Nature de la tâche: Recopiez fidèlement les lignes des enregistrements en commençant par la toute première et en vous arrêtant après celle qui contient « fig2-label-mesh: 钢丝网 — [506, 959, 517, 963] ».

(Enregistrements conservés)
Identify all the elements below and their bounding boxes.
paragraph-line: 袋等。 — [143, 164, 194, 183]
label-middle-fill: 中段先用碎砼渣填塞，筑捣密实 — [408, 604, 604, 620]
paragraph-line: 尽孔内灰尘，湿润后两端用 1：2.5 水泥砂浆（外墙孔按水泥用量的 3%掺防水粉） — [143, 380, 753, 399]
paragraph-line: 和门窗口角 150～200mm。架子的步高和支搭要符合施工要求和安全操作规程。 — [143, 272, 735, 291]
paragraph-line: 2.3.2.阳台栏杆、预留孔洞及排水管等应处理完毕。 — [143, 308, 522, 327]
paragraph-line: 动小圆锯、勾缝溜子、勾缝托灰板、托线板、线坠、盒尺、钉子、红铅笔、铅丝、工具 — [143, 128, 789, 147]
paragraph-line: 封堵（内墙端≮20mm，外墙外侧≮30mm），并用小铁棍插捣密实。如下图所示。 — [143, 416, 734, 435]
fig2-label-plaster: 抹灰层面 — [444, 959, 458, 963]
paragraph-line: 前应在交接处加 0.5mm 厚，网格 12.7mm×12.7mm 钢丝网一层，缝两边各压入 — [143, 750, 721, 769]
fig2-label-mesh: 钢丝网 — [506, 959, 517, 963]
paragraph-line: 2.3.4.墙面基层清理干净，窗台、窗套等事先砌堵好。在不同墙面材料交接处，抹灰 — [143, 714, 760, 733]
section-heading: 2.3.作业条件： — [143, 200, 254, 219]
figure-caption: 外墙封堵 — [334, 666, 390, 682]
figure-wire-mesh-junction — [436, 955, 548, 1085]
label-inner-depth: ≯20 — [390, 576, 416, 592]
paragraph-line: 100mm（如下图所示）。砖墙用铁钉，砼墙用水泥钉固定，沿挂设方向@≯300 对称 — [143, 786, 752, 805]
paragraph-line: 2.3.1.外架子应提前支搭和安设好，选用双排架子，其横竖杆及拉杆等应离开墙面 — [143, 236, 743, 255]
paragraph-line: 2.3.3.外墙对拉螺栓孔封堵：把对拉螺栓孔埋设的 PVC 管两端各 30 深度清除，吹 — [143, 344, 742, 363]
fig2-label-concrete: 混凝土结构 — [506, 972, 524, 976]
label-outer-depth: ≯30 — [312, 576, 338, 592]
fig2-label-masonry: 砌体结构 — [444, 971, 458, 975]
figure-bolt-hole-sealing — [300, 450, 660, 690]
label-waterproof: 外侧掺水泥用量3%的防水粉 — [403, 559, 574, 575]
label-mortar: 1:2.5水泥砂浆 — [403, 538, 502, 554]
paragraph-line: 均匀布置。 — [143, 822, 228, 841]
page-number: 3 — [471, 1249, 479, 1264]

Solution du problème:
Identify all the elements below and their bounding boxes.
paragraph-line: 袋等。 — [143, 164, 194, 183]
label-middle-fill: 中段先用碎砼渣填塞，筑捣密实 — [408, 604, 604, 620]
paragraph-line: 尽孔内灰尘，湿润后两端用 1：2.5 水泥砂浆（外墙孔按水泥用量的 3%掺防水粉） — [143, 380, 753, 399]
paragraph-line: 和门窗口角 150～200mm。架子的步高和支搭要符合施工要求和安全操作规程。 — [143, 272, 735, 291]
paragraph-line: 2.3.2.阳台栏杆、预留孔洞及排水管等应处理完毕。 — [143, 308, 522, 327]
paragraph-line: 动小圆锯、勾缝溜子、勾缝托灰板、托线板、线坠、盒尺、钉子、红铅笔、铅丝、工具 — [143, 128, 789, 147]
paragraph-line: 封堵（内墙端≮20mm，外墙外侧≮30mm），并用小铁棍插捣密实。如下图所示。 — [143, 416, 734, 435]
fig2-label-plaster: 抹灰层面 — [444, 959, 458, 963]
paragraph-line: 前应在交接处加 0.5mm 厚，网格 12.7mm×12.7mm 钢丝网一层，缝两边各压入 — [143, 750, 721, 769]
fig2-label-mesh: 钢丝网 — [506, 959, 517, 963]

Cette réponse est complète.